-- WHAT YOU NEED TO DO --
Pick out each line below containing "purple".
-- Start of INPUT RECORDS --
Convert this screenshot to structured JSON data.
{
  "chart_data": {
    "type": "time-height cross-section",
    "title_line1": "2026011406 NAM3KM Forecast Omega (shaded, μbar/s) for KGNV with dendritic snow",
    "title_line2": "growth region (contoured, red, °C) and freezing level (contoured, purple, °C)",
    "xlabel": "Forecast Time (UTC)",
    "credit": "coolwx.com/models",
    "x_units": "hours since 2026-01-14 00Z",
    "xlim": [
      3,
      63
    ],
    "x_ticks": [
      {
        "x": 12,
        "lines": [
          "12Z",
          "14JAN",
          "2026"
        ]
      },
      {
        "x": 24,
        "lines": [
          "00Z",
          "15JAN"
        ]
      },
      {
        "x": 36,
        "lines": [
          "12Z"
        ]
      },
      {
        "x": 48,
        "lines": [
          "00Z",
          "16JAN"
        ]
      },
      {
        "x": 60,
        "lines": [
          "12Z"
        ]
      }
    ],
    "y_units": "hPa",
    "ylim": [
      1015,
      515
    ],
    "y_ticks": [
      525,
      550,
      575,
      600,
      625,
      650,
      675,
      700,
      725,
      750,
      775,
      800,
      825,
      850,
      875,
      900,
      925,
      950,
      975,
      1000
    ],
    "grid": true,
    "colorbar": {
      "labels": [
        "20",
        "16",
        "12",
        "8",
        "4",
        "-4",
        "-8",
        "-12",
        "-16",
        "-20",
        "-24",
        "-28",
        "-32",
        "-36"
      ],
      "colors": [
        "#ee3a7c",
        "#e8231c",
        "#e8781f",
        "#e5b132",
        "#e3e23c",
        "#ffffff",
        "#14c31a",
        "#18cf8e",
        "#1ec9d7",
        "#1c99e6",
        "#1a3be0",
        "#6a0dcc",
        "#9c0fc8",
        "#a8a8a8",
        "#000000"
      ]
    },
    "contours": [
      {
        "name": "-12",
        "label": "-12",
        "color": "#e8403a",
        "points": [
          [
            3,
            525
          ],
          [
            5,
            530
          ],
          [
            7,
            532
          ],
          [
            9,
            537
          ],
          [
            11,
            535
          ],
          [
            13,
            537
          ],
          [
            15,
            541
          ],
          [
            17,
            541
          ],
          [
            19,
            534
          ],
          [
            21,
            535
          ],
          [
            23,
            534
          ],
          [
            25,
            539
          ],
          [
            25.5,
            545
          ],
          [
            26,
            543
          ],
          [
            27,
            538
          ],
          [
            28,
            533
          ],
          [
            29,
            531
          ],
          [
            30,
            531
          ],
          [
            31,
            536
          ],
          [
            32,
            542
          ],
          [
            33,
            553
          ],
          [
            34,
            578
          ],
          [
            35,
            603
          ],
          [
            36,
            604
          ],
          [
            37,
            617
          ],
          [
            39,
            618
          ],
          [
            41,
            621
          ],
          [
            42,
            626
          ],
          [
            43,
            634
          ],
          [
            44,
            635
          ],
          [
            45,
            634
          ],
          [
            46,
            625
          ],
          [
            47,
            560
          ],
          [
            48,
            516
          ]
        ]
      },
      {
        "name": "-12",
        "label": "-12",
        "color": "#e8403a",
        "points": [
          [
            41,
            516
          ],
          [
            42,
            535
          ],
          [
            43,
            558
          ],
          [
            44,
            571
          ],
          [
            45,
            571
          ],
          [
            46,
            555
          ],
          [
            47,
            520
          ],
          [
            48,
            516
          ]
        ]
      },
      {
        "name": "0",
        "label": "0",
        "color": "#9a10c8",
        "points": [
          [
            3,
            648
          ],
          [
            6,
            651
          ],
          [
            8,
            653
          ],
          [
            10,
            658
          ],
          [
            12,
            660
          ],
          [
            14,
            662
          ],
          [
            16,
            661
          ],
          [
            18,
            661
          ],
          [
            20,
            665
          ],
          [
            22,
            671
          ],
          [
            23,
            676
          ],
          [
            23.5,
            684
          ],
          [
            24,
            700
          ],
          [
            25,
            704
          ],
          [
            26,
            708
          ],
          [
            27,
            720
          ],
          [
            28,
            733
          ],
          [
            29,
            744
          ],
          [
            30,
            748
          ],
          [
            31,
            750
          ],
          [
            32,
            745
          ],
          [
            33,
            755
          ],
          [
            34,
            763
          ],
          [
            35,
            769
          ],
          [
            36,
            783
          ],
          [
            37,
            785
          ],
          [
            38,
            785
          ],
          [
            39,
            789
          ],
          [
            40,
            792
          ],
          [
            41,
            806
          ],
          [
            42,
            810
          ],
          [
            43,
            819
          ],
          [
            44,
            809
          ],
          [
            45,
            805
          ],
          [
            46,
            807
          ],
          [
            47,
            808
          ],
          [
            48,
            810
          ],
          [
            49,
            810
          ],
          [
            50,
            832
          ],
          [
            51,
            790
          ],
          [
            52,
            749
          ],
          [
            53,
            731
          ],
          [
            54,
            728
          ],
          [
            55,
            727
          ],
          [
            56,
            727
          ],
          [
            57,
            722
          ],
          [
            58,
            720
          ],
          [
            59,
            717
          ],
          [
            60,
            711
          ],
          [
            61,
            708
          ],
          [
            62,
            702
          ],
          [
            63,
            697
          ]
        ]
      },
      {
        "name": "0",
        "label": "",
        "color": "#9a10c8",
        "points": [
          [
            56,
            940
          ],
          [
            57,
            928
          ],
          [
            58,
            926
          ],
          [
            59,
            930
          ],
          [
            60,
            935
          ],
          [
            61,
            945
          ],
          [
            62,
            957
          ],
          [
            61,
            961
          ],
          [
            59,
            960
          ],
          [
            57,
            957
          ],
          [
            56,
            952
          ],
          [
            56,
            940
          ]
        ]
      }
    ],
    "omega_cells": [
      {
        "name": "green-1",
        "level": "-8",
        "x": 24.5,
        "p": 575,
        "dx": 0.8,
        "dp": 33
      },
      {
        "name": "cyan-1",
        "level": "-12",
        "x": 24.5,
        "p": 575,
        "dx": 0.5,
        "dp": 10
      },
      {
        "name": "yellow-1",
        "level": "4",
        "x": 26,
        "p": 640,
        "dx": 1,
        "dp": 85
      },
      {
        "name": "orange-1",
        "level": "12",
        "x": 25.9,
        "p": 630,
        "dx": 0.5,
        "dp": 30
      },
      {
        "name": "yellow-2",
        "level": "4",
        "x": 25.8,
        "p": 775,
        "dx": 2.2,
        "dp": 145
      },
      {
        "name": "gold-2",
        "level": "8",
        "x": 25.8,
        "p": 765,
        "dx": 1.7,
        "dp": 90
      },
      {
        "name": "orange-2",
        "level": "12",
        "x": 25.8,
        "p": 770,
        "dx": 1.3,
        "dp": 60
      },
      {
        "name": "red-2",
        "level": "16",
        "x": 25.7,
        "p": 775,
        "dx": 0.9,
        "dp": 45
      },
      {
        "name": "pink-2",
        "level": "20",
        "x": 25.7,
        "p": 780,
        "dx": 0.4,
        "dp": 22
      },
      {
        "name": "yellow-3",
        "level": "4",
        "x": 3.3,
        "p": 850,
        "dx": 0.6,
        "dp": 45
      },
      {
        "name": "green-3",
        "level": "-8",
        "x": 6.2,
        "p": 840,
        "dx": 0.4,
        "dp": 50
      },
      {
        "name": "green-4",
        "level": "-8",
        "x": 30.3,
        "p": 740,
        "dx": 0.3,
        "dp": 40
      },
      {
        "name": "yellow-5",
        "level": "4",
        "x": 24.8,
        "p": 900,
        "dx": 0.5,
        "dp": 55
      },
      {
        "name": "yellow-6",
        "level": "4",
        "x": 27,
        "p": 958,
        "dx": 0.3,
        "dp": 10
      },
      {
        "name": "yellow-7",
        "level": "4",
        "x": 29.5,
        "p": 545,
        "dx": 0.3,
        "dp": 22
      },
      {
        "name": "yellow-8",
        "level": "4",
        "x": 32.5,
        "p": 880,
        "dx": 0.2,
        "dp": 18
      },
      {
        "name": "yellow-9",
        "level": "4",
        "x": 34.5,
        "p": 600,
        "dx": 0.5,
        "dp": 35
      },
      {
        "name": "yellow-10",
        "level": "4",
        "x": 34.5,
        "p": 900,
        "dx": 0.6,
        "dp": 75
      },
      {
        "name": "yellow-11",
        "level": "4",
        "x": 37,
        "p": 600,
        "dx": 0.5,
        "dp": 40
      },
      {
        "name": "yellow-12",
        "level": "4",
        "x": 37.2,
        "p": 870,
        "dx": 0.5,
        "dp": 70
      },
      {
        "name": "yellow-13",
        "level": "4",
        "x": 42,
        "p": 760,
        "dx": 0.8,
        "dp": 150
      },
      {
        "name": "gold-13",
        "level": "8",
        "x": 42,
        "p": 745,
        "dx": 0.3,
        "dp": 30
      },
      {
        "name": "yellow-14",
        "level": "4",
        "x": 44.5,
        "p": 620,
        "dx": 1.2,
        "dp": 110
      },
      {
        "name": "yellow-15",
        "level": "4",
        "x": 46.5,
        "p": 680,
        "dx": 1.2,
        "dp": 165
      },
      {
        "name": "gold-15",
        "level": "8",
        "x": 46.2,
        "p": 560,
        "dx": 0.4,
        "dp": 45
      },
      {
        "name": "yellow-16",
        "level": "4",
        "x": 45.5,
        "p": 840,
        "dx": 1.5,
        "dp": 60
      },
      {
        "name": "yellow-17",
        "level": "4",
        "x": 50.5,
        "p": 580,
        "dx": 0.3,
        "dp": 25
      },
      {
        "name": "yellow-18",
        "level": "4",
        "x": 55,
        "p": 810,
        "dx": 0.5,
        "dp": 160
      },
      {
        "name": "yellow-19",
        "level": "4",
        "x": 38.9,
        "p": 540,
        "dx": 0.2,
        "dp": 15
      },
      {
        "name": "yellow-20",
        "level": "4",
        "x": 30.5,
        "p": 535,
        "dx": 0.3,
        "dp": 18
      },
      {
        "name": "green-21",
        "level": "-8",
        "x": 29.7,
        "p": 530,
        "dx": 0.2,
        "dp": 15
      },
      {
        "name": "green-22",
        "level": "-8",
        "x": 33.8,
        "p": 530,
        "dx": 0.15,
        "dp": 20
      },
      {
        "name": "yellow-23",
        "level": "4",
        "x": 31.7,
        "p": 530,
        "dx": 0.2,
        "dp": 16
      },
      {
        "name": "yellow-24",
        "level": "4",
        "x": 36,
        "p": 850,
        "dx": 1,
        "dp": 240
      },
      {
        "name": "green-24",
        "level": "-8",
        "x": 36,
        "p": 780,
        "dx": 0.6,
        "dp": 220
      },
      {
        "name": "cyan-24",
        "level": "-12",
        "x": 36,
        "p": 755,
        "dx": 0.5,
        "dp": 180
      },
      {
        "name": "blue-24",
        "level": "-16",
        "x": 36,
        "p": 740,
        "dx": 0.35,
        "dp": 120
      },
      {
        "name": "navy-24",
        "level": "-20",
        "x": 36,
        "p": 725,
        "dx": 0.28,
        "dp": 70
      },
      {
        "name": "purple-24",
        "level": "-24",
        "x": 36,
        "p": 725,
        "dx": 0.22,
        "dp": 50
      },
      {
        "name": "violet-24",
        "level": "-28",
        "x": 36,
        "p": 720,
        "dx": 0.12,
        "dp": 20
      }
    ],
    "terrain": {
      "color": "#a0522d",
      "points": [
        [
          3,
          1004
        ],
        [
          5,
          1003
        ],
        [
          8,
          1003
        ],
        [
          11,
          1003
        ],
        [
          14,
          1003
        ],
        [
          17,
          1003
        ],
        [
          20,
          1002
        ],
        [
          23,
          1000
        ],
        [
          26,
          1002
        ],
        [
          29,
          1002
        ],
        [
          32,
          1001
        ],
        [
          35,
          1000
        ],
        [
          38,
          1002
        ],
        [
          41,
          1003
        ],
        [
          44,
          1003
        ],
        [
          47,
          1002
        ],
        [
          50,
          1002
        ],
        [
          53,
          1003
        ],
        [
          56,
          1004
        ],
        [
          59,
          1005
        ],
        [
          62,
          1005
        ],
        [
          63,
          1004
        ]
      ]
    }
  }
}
-- End of INPUT RECORDS --
-- TASK RESPONSE --
    "title_line2": "growth region (contoured, red, °C) and freezing level (contoured, purple, °C)",
        "name": "purple-24",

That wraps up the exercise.